— Problem description —
Repeat the full listing below verbatim and keep the images out.

Stored data:

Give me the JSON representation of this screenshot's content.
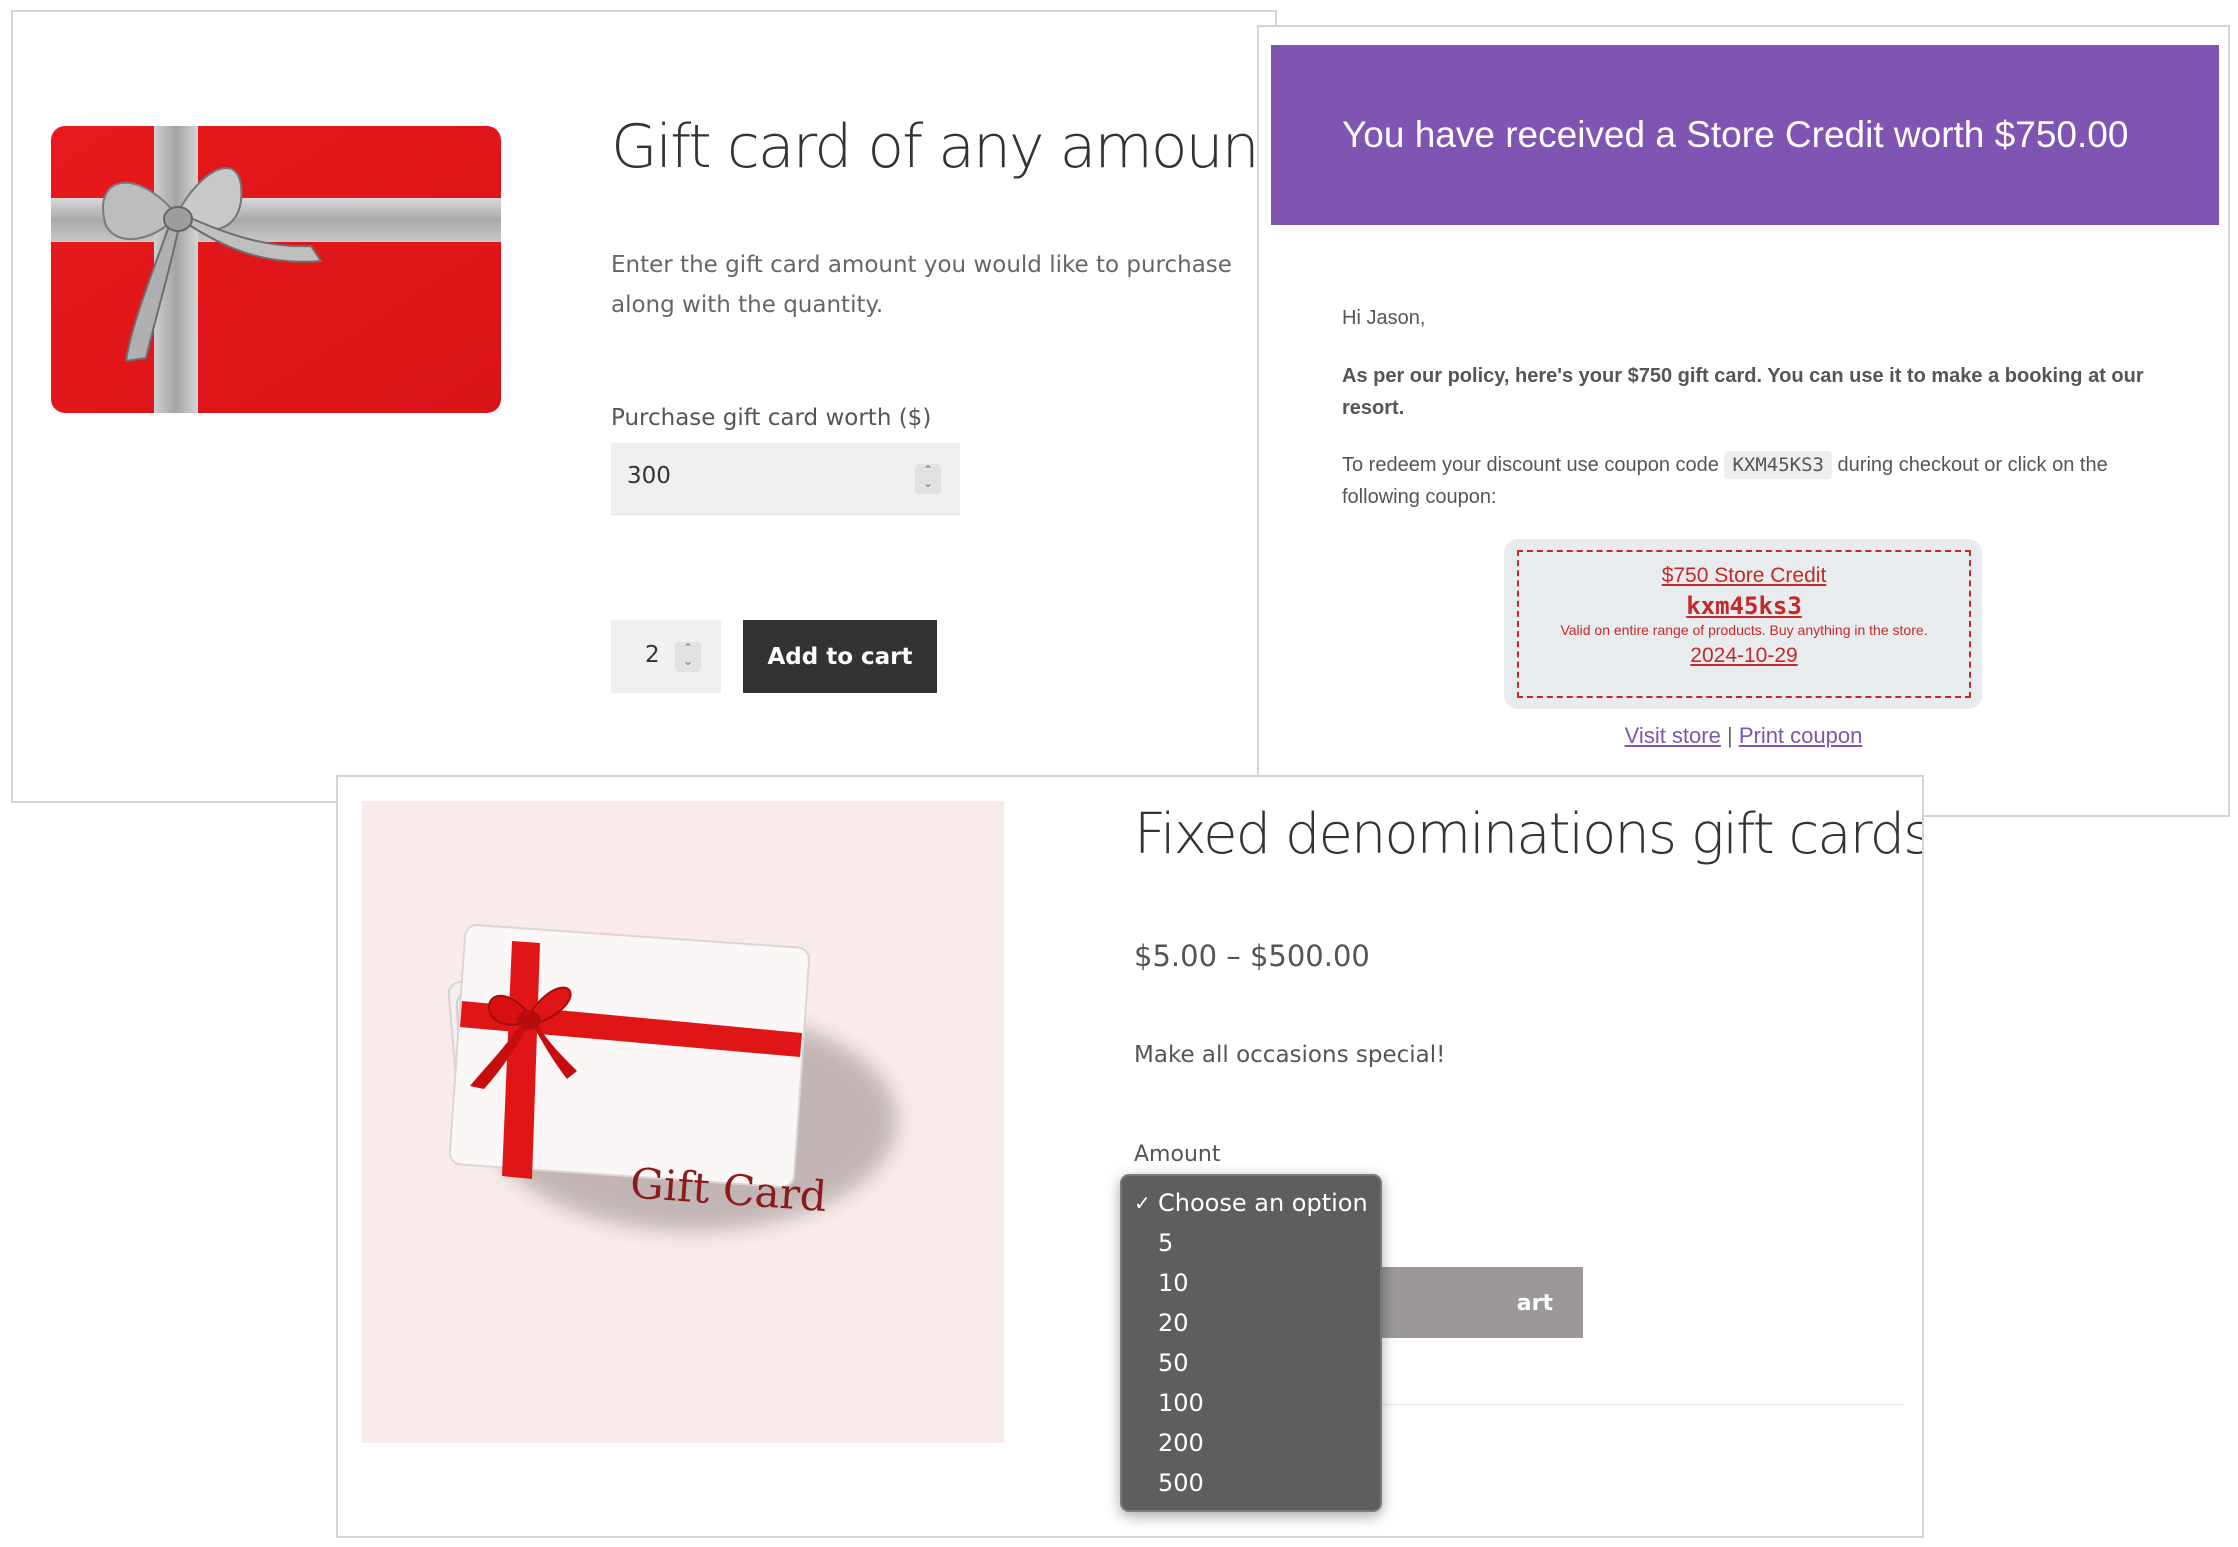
{
  "panel_any_amount": {
    "title": "Gift card of any amount",
    "description": "Enter the gift card amount you would like to purchase along with the quantity.",
    "amount_label": "Purchase gift card worth ($)",
    "amount_value": "300",
    "quantity_value": "2",
    "add_to_cart": "Add to cart"
  },
  "panel_email": {
    "banner": "You have received a Store Credit worth $750.00",
    "greeting": "Hi Jason,",
    "policy": "As per our policy, here's your $750 gift card. You can use it to make a booking at our resort.",
    "redeem_before": "To redeem your discount use coupon code",
    "coupon_code": "KXM45KS3",
    "redeem_after": "during checkout or click on the following coupon:",
    "coupon": {
      "title": "$750 Store Credit",
      "code": "kxm45ks3",
      "description": "Valid on entire range of products. Buy anything in the store.",
      "expiry": "2024-10-29"
    },
    "visit_store": "Visit store",
    "separator": "|",
    "print_coupon": "Print coupon",
    "accent_color": "#7f54b3",
    "coupon_color": "#c62828"
  },
  "panel_fixed": {
    "title": "Fixed denominations gift cards",
    "price_range": "$5.00 – $500.00",
    "description": "Make all occasions special!",
    "card_text": "Gift Card",
    "amount_label": "Amount",
    "add_to_cart_partial": "art",
    "dropdown": {
      "selected": "Choose an option",
      "options": [
        "5",
        "10",
        "20",
        "50",
        "100",
        "200",
        "500"
      ]
    }
  }
}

— Result of the task —
Give me the JSON representation of this screenshot's content.
{
  "panel_any_amount": {
    "title": "Gift card of any amount",
    "description": "Enter the gift card amount you would like to purchase along with the quantity.",
    "amount_label": "Purchase gift card worth ($)",
    "amount_value": "300",
    "quantity_value": "2",
    "add_to_cart": "Add to cart"
  },
  "panel_email": {
    "banner": "You have received a Store Credit worth $750.00",
    "greeting": "Hi Jason,",
    "policy": "As per our policy, here's your $750 gift card. You can use it to make a booking at our resort.",
    "redeem_before": "To redeem your discount use coupon code",
    "coupon_code": "KXM45KS3",
    "redeem_after": "during checkout or click on the following coupon:",
    "coupon": {
      "title": "$750 Store Credit",
      "code": "kxm45ks3",
      "description": "Valid on entire range of products. Buy anything in the store.",
      "expiry": "2024-10-29"
    },
    "visit_store": "Visit store",
    "separator": "|",
    "print_coupon": "Print coupon",
    "accent_color": "#7f54b3",
    "coupon_color": "#c62828"
  },
  "panel_fixed": {
    "title": "Fixed denominations gift cards",
    "price_range": "$5.00 – $500.00",
    "description": "Make all occasions special!",
    "card_text": "Gift Card",
    "amount_label": "Amount",
    "add_to_cart_partial": "art",
    "dropdown": {
      "selected": "Choose an option",
      "options": [
        "5",
        "10",
        "20",
        "50",
        "100",
        "200",
        "500"
      ]
    }
  }
}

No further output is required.